-- BEGIN Material for this task --

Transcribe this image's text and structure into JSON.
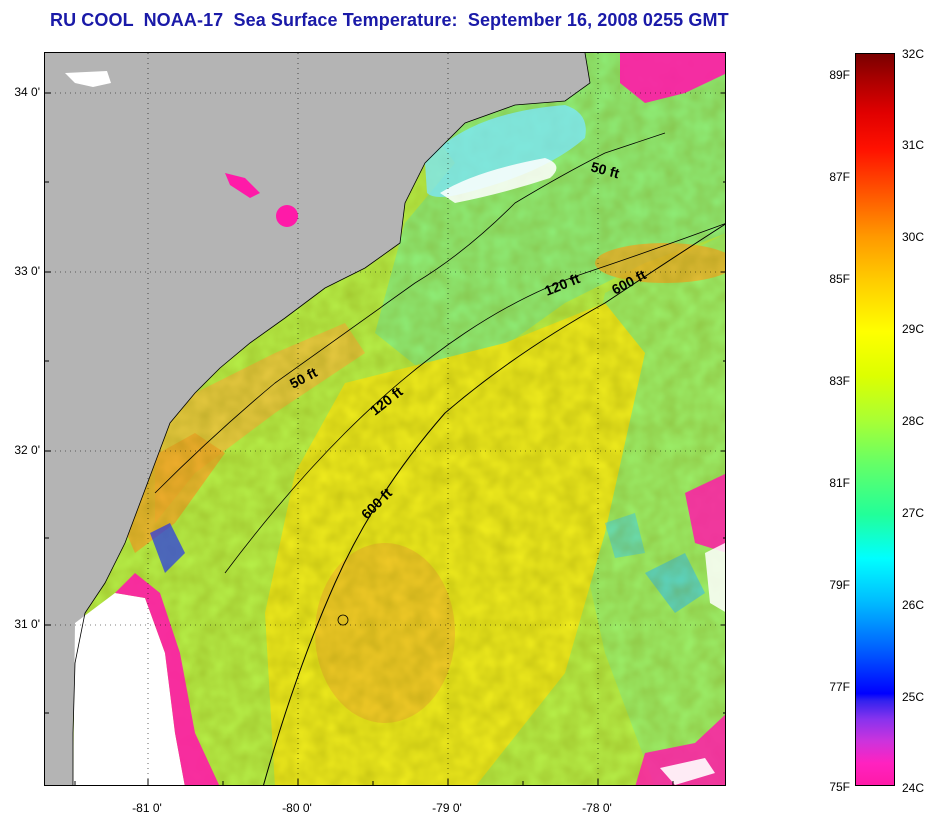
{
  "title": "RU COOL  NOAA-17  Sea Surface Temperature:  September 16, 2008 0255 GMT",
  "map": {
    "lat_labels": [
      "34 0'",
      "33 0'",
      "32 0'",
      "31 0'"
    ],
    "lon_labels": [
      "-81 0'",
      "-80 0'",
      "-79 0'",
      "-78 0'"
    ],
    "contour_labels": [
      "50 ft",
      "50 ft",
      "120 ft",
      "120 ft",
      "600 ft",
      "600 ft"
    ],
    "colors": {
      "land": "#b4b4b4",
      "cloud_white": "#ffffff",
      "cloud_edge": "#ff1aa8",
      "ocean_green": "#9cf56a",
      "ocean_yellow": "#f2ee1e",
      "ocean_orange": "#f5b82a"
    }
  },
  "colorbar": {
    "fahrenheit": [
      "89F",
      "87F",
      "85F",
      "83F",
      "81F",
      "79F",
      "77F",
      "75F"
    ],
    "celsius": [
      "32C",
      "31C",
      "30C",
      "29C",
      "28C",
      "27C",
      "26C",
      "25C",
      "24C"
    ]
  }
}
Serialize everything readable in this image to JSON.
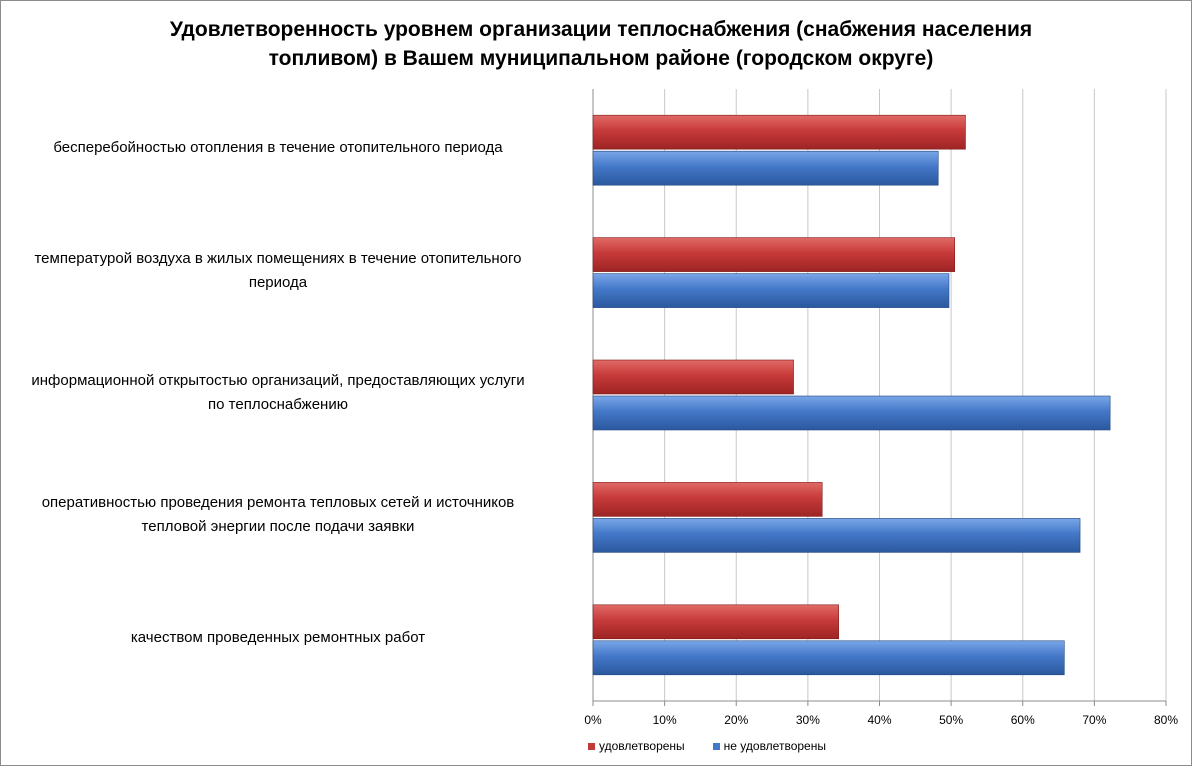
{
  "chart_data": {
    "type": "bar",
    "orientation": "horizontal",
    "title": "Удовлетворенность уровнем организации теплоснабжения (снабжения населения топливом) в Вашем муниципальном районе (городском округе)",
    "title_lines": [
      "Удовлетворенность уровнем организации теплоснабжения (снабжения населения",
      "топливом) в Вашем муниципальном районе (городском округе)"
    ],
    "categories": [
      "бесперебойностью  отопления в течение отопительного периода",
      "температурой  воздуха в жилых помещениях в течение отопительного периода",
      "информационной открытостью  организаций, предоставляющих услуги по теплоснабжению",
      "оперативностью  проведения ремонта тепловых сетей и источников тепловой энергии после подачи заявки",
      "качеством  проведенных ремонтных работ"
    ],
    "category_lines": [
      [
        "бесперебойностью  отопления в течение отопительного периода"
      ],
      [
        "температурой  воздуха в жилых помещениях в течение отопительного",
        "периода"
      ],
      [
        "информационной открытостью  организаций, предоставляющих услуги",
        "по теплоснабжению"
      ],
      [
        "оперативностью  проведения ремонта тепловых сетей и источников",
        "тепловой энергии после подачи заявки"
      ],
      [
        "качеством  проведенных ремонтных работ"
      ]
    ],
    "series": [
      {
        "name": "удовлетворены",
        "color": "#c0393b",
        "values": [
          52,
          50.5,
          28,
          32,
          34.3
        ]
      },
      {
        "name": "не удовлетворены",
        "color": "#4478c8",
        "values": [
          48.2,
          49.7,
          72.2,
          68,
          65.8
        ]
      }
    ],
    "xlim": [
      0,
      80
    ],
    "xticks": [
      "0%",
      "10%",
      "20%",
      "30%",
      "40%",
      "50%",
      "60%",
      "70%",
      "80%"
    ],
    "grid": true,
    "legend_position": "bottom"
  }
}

-- END Material for this task --
-- BEGIN Material for this task --

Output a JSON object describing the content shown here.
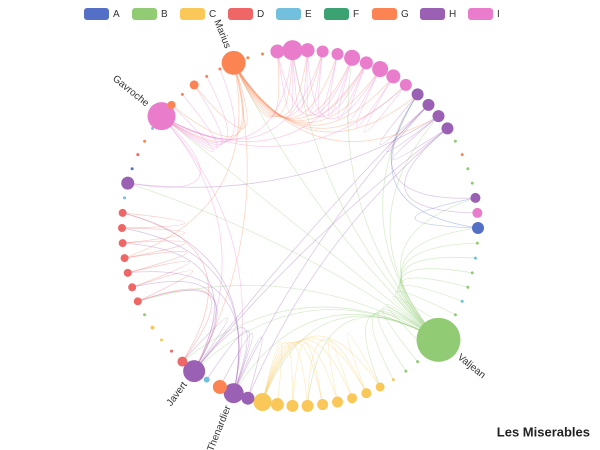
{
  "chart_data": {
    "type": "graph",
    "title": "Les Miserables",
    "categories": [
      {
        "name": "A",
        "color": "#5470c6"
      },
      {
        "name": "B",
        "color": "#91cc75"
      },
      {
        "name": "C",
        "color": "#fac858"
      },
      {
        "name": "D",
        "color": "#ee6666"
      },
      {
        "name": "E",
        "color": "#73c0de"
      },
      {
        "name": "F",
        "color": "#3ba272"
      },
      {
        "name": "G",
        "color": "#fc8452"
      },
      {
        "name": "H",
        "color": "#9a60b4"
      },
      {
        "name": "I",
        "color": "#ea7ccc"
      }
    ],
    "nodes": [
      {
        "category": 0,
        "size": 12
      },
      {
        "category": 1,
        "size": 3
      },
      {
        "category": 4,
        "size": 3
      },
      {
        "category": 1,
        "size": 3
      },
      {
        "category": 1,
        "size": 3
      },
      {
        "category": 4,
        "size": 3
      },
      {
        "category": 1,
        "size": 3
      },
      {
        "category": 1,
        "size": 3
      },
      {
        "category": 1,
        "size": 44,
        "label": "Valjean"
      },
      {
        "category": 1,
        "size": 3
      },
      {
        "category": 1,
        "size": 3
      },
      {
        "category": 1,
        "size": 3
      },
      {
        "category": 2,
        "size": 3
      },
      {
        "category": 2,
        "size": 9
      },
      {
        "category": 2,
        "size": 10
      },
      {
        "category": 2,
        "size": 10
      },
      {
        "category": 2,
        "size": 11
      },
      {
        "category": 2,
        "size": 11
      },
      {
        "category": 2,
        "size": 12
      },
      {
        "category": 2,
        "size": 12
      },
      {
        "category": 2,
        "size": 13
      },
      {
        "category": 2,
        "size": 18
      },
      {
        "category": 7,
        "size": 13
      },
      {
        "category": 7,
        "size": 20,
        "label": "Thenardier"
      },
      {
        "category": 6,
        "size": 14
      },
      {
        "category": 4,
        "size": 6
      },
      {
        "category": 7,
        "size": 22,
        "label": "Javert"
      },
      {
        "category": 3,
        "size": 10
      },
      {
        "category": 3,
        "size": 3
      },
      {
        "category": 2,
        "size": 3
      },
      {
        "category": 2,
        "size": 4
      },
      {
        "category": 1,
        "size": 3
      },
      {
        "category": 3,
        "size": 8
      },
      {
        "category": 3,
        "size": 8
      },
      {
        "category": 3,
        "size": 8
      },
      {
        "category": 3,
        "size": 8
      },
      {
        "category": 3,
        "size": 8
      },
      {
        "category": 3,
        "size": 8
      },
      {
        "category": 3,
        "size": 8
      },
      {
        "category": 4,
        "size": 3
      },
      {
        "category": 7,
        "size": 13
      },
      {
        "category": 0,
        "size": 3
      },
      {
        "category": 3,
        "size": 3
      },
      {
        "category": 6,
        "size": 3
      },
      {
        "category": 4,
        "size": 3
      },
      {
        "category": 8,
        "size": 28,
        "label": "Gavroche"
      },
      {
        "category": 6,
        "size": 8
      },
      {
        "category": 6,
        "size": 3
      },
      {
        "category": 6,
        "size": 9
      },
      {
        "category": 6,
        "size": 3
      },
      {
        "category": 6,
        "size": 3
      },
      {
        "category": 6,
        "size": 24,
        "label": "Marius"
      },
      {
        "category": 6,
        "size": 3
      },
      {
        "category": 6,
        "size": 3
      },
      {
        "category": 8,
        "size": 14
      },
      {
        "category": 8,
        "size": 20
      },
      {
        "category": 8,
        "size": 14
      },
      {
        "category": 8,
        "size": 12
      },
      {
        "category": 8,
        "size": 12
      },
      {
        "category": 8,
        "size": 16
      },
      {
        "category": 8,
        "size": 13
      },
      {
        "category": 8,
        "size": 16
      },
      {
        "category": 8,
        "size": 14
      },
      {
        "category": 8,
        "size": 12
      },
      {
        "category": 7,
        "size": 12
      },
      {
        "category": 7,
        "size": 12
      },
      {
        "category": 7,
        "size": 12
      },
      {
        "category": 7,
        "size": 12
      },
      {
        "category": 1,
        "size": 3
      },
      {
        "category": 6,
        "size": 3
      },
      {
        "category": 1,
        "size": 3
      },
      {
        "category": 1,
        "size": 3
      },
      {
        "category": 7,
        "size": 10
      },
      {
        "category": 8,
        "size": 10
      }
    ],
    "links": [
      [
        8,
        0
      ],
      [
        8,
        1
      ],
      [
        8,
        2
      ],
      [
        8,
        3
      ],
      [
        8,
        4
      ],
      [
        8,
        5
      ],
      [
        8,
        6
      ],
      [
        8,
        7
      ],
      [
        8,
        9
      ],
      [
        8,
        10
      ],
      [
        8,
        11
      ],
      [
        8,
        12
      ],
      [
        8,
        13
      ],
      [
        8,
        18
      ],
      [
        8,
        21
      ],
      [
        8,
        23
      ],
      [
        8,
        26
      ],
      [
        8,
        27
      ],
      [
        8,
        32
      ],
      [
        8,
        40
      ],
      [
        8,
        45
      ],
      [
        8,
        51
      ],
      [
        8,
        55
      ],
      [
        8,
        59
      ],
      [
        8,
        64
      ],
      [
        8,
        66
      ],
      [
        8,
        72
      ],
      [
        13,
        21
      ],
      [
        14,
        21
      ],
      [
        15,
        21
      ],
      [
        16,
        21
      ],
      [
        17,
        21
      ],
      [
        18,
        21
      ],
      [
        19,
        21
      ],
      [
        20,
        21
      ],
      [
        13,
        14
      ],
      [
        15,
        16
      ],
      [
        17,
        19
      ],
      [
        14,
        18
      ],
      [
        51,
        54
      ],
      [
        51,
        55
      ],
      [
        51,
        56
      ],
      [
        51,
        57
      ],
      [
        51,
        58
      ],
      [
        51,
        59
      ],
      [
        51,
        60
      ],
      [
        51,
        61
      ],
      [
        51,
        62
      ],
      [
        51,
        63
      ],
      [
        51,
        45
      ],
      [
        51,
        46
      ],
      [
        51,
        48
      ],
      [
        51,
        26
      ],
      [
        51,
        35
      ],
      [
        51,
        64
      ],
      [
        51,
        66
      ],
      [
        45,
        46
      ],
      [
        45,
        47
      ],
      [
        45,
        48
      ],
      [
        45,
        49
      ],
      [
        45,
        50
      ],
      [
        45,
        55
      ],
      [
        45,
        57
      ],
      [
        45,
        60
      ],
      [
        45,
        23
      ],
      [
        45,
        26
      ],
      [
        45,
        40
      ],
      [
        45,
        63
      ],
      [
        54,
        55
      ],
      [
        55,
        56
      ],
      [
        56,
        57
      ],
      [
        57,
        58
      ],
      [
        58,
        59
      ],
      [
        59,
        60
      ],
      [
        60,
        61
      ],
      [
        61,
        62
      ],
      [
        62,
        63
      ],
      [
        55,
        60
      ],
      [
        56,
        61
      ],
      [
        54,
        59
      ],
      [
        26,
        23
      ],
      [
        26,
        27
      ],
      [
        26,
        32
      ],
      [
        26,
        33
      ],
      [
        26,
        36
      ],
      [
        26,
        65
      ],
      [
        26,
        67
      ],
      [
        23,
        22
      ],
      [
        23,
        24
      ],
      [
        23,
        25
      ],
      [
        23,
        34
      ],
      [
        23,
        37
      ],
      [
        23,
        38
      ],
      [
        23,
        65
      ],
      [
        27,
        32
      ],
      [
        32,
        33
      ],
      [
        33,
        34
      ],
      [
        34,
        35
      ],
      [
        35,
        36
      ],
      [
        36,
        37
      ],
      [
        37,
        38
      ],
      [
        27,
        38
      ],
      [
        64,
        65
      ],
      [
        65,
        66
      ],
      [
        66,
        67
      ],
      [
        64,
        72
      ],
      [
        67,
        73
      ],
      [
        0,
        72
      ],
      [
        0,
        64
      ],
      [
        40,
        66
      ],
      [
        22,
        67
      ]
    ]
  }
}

-- END Material for this task --
-- BEGIN Material for this task --

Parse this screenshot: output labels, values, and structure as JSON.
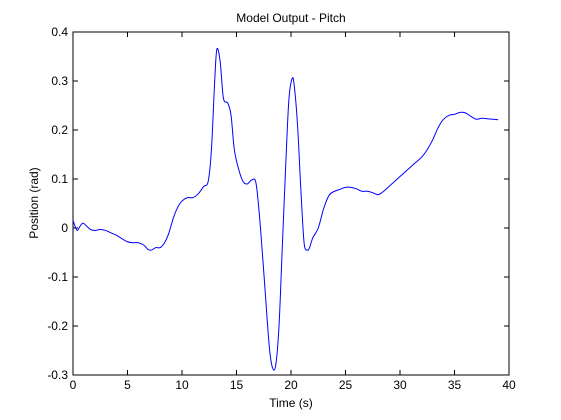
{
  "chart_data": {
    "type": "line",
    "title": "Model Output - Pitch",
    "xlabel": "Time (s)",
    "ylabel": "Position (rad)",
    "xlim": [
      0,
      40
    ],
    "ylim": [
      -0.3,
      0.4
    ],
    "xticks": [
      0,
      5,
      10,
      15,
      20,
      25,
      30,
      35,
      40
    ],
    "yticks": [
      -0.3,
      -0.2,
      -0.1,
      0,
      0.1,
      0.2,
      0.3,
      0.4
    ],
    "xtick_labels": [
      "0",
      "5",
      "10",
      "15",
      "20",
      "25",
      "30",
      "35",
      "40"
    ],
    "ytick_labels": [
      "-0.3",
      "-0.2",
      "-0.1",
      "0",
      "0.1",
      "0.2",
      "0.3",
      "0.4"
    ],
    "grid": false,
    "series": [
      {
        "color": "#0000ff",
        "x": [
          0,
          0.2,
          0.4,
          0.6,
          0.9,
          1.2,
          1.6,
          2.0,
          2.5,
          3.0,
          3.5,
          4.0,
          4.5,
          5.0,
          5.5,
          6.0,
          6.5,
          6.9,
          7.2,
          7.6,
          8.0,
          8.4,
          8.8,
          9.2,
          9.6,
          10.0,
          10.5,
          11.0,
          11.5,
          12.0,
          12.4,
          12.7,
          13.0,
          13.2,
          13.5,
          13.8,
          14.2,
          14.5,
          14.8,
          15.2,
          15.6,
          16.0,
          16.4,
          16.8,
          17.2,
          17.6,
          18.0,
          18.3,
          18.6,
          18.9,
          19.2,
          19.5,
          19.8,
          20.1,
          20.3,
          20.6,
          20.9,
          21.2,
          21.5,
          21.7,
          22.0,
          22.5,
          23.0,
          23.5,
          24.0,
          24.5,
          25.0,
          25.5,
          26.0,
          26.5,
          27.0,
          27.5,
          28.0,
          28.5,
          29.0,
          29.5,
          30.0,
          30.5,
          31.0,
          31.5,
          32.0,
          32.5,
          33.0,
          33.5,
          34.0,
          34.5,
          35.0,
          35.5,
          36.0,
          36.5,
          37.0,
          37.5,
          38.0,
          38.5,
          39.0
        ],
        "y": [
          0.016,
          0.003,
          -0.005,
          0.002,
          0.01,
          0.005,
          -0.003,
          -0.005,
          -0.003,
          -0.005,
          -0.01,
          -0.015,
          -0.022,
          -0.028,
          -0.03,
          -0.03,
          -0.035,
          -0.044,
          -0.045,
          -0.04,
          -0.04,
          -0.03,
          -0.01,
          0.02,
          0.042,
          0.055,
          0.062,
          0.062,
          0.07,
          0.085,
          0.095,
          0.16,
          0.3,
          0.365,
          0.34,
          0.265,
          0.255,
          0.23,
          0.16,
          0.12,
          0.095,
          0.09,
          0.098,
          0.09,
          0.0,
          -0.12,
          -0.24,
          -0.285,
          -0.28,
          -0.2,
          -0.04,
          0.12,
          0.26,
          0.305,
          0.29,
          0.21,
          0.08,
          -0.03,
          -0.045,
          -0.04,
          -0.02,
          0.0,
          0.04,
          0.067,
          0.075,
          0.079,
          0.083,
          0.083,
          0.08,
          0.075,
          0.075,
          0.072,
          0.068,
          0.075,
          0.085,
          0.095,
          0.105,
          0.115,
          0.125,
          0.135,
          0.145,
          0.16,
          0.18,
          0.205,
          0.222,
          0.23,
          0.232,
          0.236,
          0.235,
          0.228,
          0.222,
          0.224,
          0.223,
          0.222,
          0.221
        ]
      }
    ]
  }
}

-- END Material for this task --

◆ Written problem: From the listing above, copy all lines holding the word "бесперебойностью".

◆ Exercise answer:
      "бесперебойностью  отопления в течение отопительного периода",
        "бесперебойностью  отопления в течение отопительного периода"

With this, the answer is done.